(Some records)
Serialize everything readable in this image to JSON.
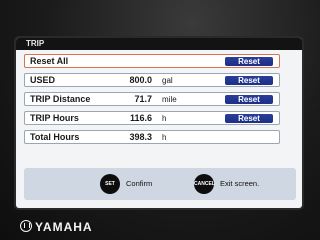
{
  "screen": {
    "title": "TRIP"
  },
  "rows": [
    {
      "label": "Reset All",
      "value": "",
      "unit": "",
      "button": "Reset"
    },
    {
      "label": "USED",
      "value": "800.0",
      "unit": "gal",
      "button": "Reset"
    },
    {
      "label": "TRIP Distance",
      "value": "71.7",
      "unit": "mile",
      "button": "Reset"
    },
    {
      "label": "TRIP Hours",
      "value": "116.6",
      "unit": "h",
      "button": "Reset"
    },
    {
      "label": "Total Hours",
      "value": "398.3",
      "unit": "h",
      "button": ""
    }
  ],
  "footer": {
    "set_button": "SET",
    "set_text": "Confirm",
    "cancel_button": "CANCEL",
    "cancel_text": "Exit screen."
  },
  "brand": {
    "name": "YAMAHA"
  },
  "colors": {
    "reset_button": "#1d2f86",
    "selected_border": "#d9734f",
    "screen_bg": "#f2f4f6"
  }
}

• [What the exercise asks]: All the material shown above is to be copied exactly, with no pictures carried over.

• [Expected answer]:
Serialize everything readable in this image to JSON.
{
  "screen": {
    "title": "TRIP"
  },
  "rows": [
    {
      "label": "Reset All",
      "value": "",
      "unit": "",
      "button": "Reset"
    },
    {
      "label": "USED",
      "value": "800.0",
      "unit": "gal",
      "button": "Reset"
    },
    {
      "label": "TRIP Distance",
      "value": "71.7",
      "unit": "mile",
      "button": "Reset"
    },
    {
      "label": "TRIP Hours",
      "value": "116.6",
      "unit": "h",
      "button": "Reset"
    },
    {
      "label": "Total Hours",
      "value": "398.3",
      "unit": "h",
      "button": ""
    }
  ],
  "footer": {
    "set_button": "SET",
    "set_text": "Confirm",
    "cancel_button": "CANCEL",
    "cancel_text": "Exit screen."
  },
  "brand": {
    "name": "YAMAHA"
  },
  "colors": {
    "reset_button": "#1d2f86",
    "selected_border": "#d9734f",
    "screen_bg": "#f2f4f6"
  }
}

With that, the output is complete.